> _SUPPLIED INFORMATION_:
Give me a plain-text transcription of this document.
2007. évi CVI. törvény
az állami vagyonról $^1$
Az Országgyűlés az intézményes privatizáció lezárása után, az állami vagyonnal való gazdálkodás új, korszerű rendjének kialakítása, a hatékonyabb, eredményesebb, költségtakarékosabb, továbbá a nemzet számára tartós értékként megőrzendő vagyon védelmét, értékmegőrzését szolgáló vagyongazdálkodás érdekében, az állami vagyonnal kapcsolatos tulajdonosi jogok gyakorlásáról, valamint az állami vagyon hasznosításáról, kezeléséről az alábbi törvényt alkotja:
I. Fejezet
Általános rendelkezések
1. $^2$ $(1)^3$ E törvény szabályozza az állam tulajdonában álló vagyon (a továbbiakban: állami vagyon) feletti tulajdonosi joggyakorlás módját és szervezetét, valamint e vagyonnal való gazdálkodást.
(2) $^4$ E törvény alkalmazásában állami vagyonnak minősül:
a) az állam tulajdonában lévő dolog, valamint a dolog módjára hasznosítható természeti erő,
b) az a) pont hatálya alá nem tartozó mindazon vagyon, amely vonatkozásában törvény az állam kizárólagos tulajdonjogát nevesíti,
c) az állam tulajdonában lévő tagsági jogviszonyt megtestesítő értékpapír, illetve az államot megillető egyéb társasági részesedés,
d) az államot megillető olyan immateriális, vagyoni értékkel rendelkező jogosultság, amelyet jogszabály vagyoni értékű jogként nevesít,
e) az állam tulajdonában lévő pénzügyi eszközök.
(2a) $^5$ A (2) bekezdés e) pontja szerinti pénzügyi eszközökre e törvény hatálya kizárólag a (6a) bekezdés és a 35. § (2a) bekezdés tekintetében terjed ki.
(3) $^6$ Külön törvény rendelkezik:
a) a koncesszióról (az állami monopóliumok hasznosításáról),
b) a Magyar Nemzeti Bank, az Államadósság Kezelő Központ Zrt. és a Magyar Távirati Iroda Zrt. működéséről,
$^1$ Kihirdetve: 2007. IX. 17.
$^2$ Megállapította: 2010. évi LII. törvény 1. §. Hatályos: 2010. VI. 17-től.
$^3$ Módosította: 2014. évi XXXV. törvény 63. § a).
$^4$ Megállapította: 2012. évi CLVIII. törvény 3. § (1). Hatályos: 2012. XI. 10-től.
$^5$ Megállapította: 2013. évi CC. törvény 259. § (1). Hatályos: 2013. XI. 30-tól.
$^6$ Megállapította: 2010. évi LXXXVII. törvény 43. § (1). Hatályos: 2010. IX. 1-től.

> _WHAT YOU ARE ASKED TO DO_: Check the data for the word "államot" and pull out the lines that have it.

> _ANSWER FOR THE TASK_:
c) az állam tulajdonában lévő tagsági jogviszonyt megtestesítő értékpapír, illetve az államot megillető egyéb társasági részesedés,
d) az államot megillető olyan immateriális, vagyoni értékkel rendelkező jogosultság, amelyet jogszabály vagyoni értékű jogként nevesít,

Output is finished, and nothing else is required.